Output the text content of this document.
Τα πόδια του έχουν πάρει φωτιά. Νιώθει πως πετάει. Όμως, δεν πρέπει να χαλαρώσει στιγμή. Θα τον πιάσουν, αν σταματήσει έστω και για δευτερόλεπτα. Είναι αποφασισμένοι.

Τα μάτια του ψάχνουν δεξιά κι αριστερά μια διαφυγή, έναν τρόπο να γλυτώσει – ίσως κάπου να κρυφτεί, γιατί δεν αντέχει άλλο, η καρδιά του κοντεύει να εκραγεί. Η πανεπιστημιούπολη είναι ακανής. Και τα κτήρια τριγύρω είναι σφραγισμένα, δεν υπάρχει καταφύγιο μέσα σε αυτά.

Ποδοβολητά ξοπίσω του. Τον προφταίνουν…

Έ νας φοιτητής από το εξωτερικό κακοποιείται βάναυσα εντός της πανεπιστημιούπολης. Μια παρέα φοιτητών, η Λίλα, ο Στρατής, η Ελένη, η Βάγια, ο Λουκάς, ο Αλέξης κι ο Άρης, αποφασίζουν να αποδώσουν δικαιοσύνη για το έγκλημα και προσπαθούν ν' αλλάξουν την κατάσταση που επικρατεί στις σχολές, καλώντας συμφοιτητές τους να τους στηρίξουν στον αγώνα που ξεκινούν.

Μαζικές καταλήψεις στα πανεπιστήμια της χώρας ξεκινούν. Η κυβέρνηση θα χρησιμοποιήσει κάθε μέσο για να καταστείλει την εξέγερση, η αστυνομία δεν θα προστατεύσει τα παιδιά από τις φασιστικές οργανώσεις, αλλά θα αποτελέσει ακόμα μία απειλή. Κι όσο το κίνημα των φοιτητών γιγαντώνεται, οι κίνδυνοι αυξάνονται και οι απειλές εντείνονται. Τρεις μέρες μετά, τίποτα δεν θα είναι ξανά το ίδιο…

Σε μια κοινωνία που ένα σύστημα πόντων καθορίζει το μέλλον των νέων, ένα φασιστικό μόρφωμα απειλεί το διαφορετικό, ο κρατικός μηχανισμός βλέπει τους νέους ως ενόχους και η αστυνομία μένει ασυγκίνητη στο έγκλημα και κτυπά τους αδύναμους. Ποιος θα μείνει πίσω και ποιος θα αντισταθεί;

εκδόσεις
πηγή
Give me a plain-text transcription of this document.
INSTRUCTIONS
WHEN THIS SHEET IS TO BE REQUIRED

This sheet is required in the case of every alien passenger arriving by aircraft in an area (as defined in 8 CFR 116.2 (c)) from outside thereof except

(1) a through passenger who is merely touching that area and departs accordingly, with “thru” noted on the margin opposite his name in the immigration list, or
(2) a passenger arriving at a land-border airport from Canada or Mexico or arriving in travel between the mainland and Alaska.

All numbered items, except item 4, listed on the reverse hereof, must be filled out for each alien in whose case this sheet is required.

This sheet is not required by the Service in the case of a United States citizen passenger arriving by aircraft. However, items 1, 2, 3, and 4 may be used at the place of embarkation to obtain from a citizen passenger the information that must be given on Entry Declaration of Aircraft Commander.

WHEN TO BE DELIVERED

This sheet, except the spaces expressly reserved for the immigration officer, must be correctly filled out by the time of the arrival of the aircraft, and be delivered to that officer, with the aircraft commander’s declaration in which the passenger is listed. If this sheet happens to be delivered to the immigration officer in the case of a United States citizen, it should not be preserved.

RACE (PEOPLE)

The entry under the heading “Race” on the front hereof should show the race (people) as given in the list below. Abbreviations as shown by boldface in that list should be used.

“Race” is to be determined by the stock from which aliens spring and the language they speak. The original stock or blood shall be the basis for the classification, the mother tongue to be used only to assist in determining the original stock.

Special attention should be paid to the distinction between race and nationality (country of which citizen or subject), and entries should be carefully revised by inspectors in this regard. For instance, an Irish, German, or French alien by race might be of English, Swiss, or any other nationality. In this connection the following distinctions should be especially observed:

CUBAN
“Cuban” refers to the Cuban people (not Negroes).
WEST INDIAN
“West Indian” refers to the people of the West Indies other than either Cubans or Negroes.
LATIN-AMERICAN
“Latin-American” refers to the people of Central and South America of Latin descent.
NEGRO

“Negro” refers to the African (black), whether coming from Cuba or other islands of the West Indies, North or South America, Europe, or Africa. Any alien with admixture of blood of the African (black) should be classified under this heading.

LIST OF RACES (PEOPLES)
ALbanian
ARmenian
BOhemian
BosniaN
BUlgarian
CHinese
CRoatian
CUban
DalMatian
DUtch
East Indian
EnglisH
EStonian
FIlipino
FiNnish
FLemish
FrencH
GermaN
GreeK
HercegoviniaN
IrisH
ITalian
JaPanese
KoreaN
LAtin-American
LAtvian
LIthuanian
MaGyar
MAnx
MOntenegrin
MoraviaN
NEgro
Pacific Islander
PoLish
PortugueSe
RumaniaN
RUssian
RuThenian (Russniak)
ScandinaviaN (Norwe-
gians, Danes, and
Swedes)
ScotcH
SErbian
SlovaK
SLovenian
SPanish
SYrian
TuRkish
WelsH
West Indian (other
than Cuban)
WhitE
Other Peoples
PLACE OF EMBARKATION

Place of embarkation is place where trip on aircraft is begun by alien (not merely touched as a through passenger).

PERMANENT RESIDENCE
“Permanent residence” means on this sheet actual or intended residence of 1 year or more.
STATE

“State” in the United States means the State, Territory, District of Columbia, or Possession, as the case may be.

▶ PROMPT
Only the number is wanted: how many lines of the material contain the word "through"?

▶ FINISHED ANSWER
2